START THE INPUT
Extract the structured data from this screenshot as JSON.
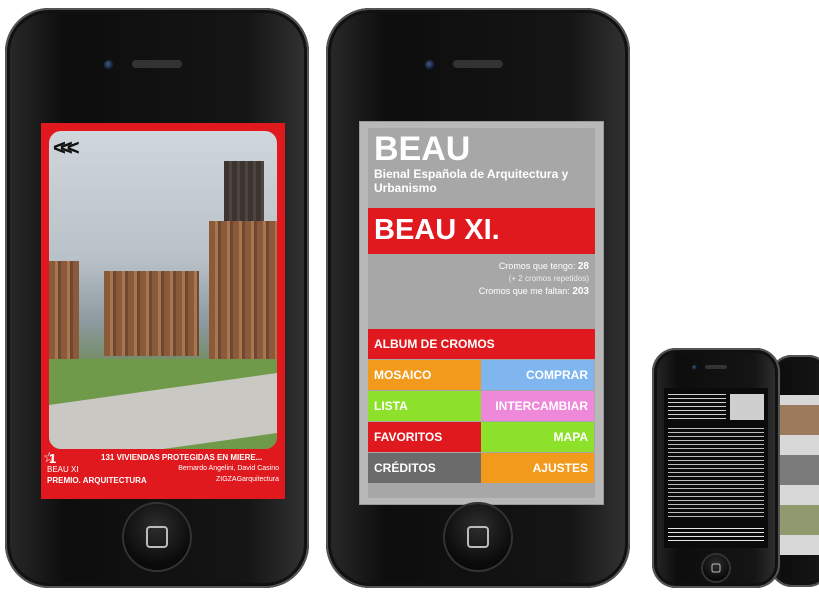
{
  "card": {
    "back_icon": "triple-chevron-left-icon",
    "number": "1",
    "title": "131 VIVIENDAS PROTEGIDAS EN MIERE...",
    "edition": "BEAU XI",
    "authors": "Bernardo Angelini, David Casino",
    "award": "PREMIO. ARQUITECTURA",
    "studio": "ZIGZAGarquitectura"
  },
  "menu_screen": {
    "title": "BEAU",
    "subtitle": "Bienal Española de Arquitectura y Urbanismo",
    "band_title": "BEAU XI.",
    "stats": {
      "have_label": "Cromos que tengo:",
      "have_value": "28",
      "repeated": "(+ 2 cromos repetidos)",
      "missing_label": "Cromos que me faltan:",
      "missing_value": "203"
    },
    "buttons": {
      "album": "ALBUM DE CROMOS",
      "mosaico": "MOSAICO",
      "comprar": "COMPRAR",
      "lista": "LISTA",
      "intercambiar": "INTERCAMBIAR",
      "favoritos": "FAVORITOS",
      "mapa": "MAPA",
      "creditos": "CRÉDITOS",
      "ajustes": "AJUSTES"
    },
    "colors": {
      "album": "#e0191f",
      "mosaico": "#f29a1c",
      "comprar": "#7fb6f0",
      "lista": "#8de12b",
      "intercambiar": "#ee88d8",
      "favoritos": "#e0191f",
      "mapa": "#8de12b",
      "creditos": "#6b6b6b",
      "ajustes": "#f29a1c"
    }
  }
}
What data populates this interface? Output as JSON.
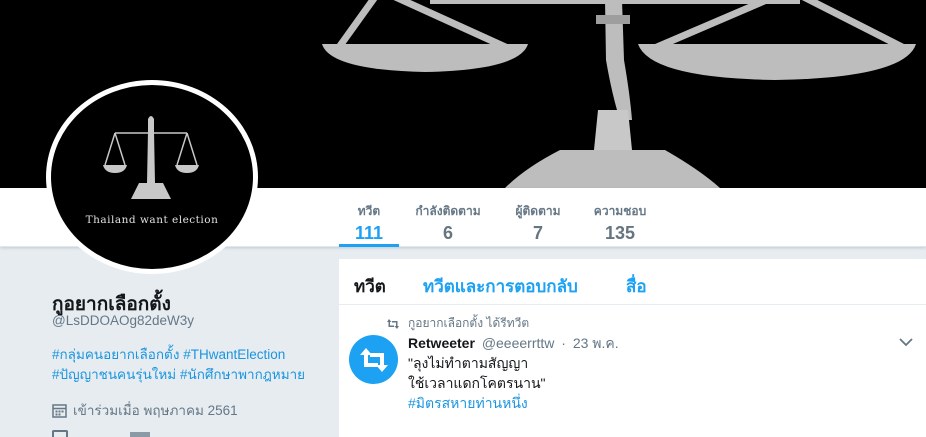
{
  "profile": {
    "name": "กูอยากเลือกตั้ง",
    "handle": "@LsDDOAOg82deW3y",
    "avatar_text": "Thailand want election",
    "bio_tags_line1": [
      "#กลุ่มคนอยากเลือกตั้ง",
      "#THwantElection"
    ],
    "bio_tags_line2": [
      "#ปัญญาชนคนรุ่นใหม่",
      "#นักศึกษาพากฎหมาย"
    ],
    "joined": "เข้าร่วมเมื่อ พฤษภาคม 2561",
    "joined_icon": "calendar-icon"
  },
  "stats": [
    {
      "label": "ทวีต",
      "value": "111"
    },
    {
      "label": "กำลังติดตาม",
      "value": "6"
    },
    {
      "label": "ผู้ติดตาม",
      "value": "7"
    },
    {
      "label": "ความชอบ",
      "value": "135"
    }
  ],
  "timeline": {
    "tabs": [
      "ทวีต",
      "ทวีตและการตอบกลับ",
      "สื่อ"
    ],
    "tweet": {
      "context": "กูอยากเลือกตั้ง ได้รีทวีต",
      "context_icon": "retweet-icon",
      "author": "Retweeter",
      "author_handle": "@eeeerrttw",
      "dot": "·",
      "date": "23 พ.ค.",
      "line1": "\"ลุงไม่ทำตามสัญญา",
      "line2": "ใช้เวลาแดกโคตรนาน\"",
      "line3": "#มิตรสหายท่านหนึ่ง"
    }
  },
  "colors": {
    "accent": "#1da1f2",
    "banner": "#000000",
    "scale": "#bdbdbd"
  }
}
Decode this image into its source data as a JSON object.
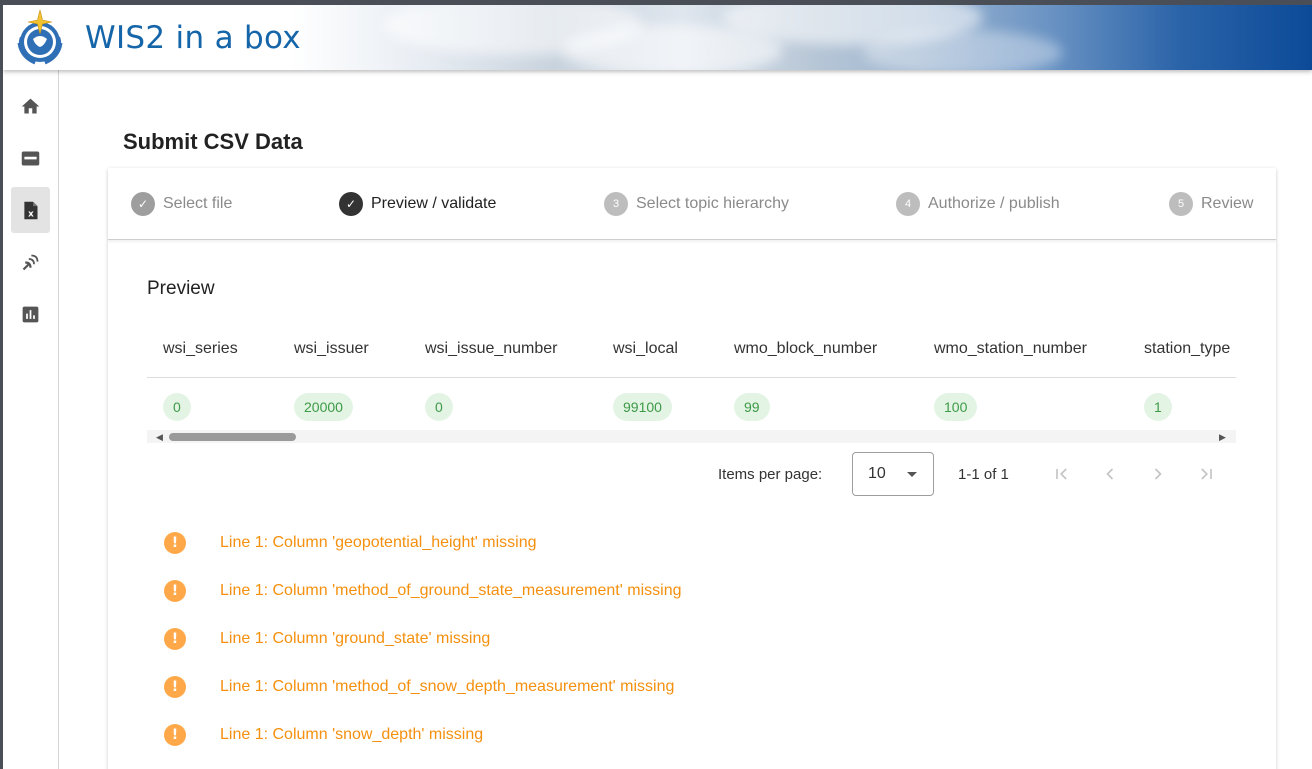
{
  "header": {
    "title": "WIS2 in a box"
  },
  "sidebar": {
    "items": [
      {
        "icon": "home-icon"
      },
      {
        "icon": "card-icon"
      },
      {
        "icon": "excel-file-icon"
      },
      {
        "icon": "satellite-dish-icon"
      },
      {
        "icon": "bar-chart-icon"
      }
    ]
  },
  "page": {
    "title": "Submit CSV Data"
  },
  "stepper": {
    "steps": [
      {
        "label": "Select file",
        "marker": "✓",
        "state": "done"
      },
      {
        "label": "Preview / validate",
        "marker": "✓",
        "state": "current"
      },
      {
        "label": "Select topic hierarchy",
        "marker": "3",
        "state": "pending"
      },
      {
        "label": "Authorize / publish",
        "marker": "4",
        "state": "pending"
      },
      {
        "label": "Review",
        "marker": "5",
        "state": "pending"
      }
    ]
  },
  "preview": {
    "title": "Preview",
    "columns": [
      "wsi_series",
      "wsi_issuer",
      "wsi_issue_number",
      "wsi_local",
      "wmo_block_number",
      "wmo_station_number",
      "station_type"
    ],
    "rows": [
      [
        "0",
        "20000",
        "0",
        "99100",
        "99",
        "100",
        "1"
      ]
    ]
  },
  "paginator": {
    "items_per_page_label": "Items per page:",
    "page_size": "10",
    "range_label": "1-1 of 1"
  },
  "errors": [
    "Line 1: Column 'geopotential_height' missing",
    "Line 1: Column 'method_of_ground_state_measurement' missing",
    "Line 1: Column 'ground_state' missing",
    "Line 1: Column 'method_of_snow_depth_measurement' missing",
    "Line 1: Column 'snow_depth' missing"
  ],
  "colors": {
    "brand_blue": "#1565a9",
    "error_orange": "#f5900e",
    "chip_green": "#3d9a46"
  }
}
END THE INPUT
REQUIREMENTS
Restate the records above in full, word for word. Keep pictures out.

TASK RESPONSE
Extract the structured data from this screenshot as JSON.
{
  "card": {
    "back_icon": "triple-chevron-left-icon",
    "number": "1",
    "title": "131 VIVIENDAS PROTEGIDAS EN MIERE...",
    "edition": "BEAU XI",
    "authors": "Bernardo Angelini, David Casino",
    "award": "PREMIO. ARQUITECTURA",
    "studio": "ZIGZAGarquitectura"
  },
  "menu_screen": {
    "title": "BEAU",
    "subtitle": "Bienal Española de Arquitectura y Urbanismo",
    "band_title": "BEAU XI.",
    "stats": {
      "have_label": "Cromos que tengo:",
      "have_value": "28",
      "repeated": "(+ 2 cromos repetidos)",
      "missing_label": "Cromos que me faltan:",
      "missing_value": "203"
    },
    "buttons": {
      "album": "ALBUM DE CROMOS",
      "mosaico": "MOSAICO",
      "comprar": "COMPRAR",
      "lista": "LISTA",
      "intercambiar": "INTERCAMBIAR",
      "favoritos": "FAVORITOS",
      "mapa": "MAPA",
      "creditos": "CRÉDITOS",
      "ajustes": "AJUSTES"
    },
    "colors": {
      "album": "#e0191f",
      "mosaico": "#f29a1c",
      "comprar": "#7fb6f0",
      "lista": "#8de12b",
      "intercambiar": "#ee88d8",
      "favoritos": "#e0191f",
      "mapa": "#8de12b",
      "creditos": "#6b6b6b",
      "ajustes": "#f29a1c"
    }
  }
}
What data populates this interface? Output as JSON.
{
  "profile": {
    "name": "กูอยากเลือกตั้ง",
    "handle": "@LsDDOAOg82deW3y",
    "avatar_text": "Thailand want election",
    "bio_tags_line1": [
      "#กลุ่มคนอยากเลือกตั้ง",
      "#THwantElection"
    ],
    "bio_tags_line2": [
      "#ปัญญาชนคนรุ่นใหม่",
      "#นักศึกษาพากฎหมาย"
    ],
    "joined": "เข้าร่วมเมื่อ พฤษภาคม 2561",
    "joined_icon": "calendar-icon"
  },
  "stats": [
    {
      "label": "ทวีต",
      "value": "111"
    },
    {
      "label": "กำลังติดตาม",
      "value": "6"
    },
    {
      "label": "ผู้ติดตาม",
      "value": "7"
    },
    {
      "label": "ความชอบ",
      "value": "135"
    }
  ],
  "timeline": {
    "tabs": [
      "ทวีต",
      "ทวีตและการตอบกลับ",
      "สื่อ"
    ],
    "tweet": {
      "context": "กูอยากเลือกตั้ง ได้รีทวีต",
      "context_icon": "retweet-icon",
      "author": "Retweeter",
      "author_handle": "@eeeerrttw",
      "dot": "·",
      "date": "23 พ.ค.",
      "line1": "\"ลุงไม่ทำตามสัญญา",
      "line2": "ใช้เวลาแดกโคตรนาน\"",
      "line3": "#มิตรสหายท่านหนึ่ง"
    }
  },
  "colors": {
    "accent": "#1da1f2",
    "banner": "#000000",
    "scale": "#bdbdbd"
  }
}
Decode this image into its source data as a JSON object.
{
  "header": {
    "title": "WIS2 in a box"
  },
  "sidebar": {
    "items": [
      {
        "icon": "home-icon"
      },
      {
        "icon": "card-icon"
      },
      {
        "icon": "excel-file-icon"
      },
      {
        "icon": "satellite-dish-icon"
      },
      {
        "icon": "bar-chart-icon"
      }
    ]
  },
  "page": {
    "title": "Submit CSV Data"
  },
  "stepper": {
    "steps": [
      {
        "label": "Select file",
        "marker": "✓",
        "state": "done"
      },
      {
        "label": "Preview / validate",
        "marker": "✓",
        "state": "current"
      },
      {
        "label": "Select topic hierarchy",
        "marker": "3",
        "state": "pending"
      },
      {
        "label": "Authorize / publish",
        "marker": "4",
        "state": "pending"
      },
      {
        "label": "Review",
        "marker": "5",
        "state": "pending"
      }
    ]
  },
  "preview": {
    "title": "Preview",
    "columns": [
      "wsi_series",
      "wsi_issuer",
      "wsi_issue_number",
      "wsi_local",
      "wmo_block_number",
      "wmo_station_number",
      "station_type"
    ],
    "rows": [
      [
        "0",
        "20000",
        "0",
        "99100",
        "99",
        "100",
        "1"
      ]
    ]
  },
  "paginator": {
    "items_per_page_label": "Items per page:",
    "page_size": "10",
    "range_label": "1-1 of 1"
  },
  "errors": [
    "Line 1: Column 'geopotential_height' missing",
    "Line 1: Column 'method_of_ground_state_measurement' missing",
    "Line 1: Column 'ground_state' missing",
    "Line 1: Column 'method_of_snow_depth_measurement' missing",
    "Line 1: Column 'snow_depth' missing"
  ],
  "colors": {
    "brand_blue": "#1565a9",
    "error_orange": "#f5900e",
    "chip_green": "#3d9a46"
  }
}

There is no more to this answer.